Required work
Reproduce the material in full, renaming each occurrence of "category-label" to "x-tick-label" and leaving everything else unchanged.

Entries supplied
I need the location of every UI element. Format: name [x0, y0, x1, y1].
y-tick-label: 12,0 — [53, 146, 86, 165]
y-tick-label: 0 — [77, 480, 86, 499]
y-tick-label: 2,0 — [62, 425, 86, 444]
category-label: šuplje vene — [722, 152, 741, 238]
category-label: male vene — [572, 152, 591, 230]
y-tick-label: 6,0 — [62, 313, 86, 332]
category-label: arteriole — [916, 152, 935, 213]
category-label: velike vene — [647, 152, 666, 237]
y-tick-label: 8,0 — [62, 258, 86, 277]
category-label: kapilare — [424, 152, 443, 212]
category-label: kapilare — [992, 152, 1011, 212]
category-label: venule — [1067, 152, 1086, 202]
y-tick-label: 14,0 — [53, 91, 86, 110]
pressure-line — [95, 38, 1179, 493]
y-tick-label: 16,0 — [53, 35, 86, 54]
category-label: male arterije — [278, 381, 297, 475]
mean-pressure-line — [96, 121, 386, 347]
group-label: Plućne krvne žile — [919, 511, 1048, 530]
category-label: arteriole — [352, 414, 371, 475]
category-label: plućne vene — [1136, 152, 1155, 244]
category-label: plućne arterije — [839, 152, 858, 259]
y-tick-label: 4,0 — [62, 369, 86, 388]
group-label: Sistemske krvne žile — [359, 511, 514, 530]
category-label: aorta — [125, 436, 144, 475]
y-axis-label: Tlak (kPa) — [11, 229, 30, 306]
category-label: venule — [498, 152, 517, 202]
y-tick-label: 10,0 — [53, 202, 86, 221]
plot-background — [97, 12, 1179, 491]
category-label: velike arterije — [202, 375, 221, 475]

Written answer
I need the location of every UI element. Format: name [x0, y0, x1, y1].
y-tick-label: 12,0 — [53, 146, 86, 165]
y-tick-label: 0 — [77, 480, 86, 499]
y-tick-label: 2,0 — [62, 425, 86, 444]
x-tick-label: šuplje vene — [722, 152, 741, 238]
x-tick-label: male vene — [572, 152, 591, 230]
y-tick-label: 6,0 — [62, 313, 86, 332]
x-tick-label: arteriole — [916, 152, 935, 213]
x-tick-label: velike vene — [647, 152, 666, 237]
y-tick-label: 8,0 — [62, 258, 86, 277]
x-tick-label: kapilare — [424, 152, 443, 212]
x-tick-label: kapilare — [992, 152, 1011, 212]
x-tick-label: venule — [1067, 152, 1086, 202]
y-tick-label: 14,0 — [53, 91, 86, 110]
pressure-line — [95, 38, 1179, 493]
y-tick-label: 16,0 — [53, 35, 86, 54]
x-tick-label: male arterije — [278, 381, 297, 475]
mean-pressure-line — [96, 121, 386, 347]
group-label: Plućne krvne žile — [919, 511, 1048, 530]
x-tick-label: arteriole — [352, 414, 371, 475]
x-tick-label: plućne vene — [1136, 152, 1155, 244]
x-tick-label: plućne arterije — [839, 152, 858, 259]
y-tick-label: 4,0 — [62, 369, 86, 388]
group-label: Sistemske krvne žile — [359, 511, 514, 530]
x-tick-label: aorta — [125, 436, 144, 475]
y-axis-label: Tlak (kPa) — [11, 229, 30, 306]
x-tick-label: venule — [498, 152, 517, 202]
y-tick-label: 10,0 — [53, 202, 86, 221]
plot-background — [97, 12, 1179, 491]
x-tick-label: velike arterije — [202, 375, 221, 475]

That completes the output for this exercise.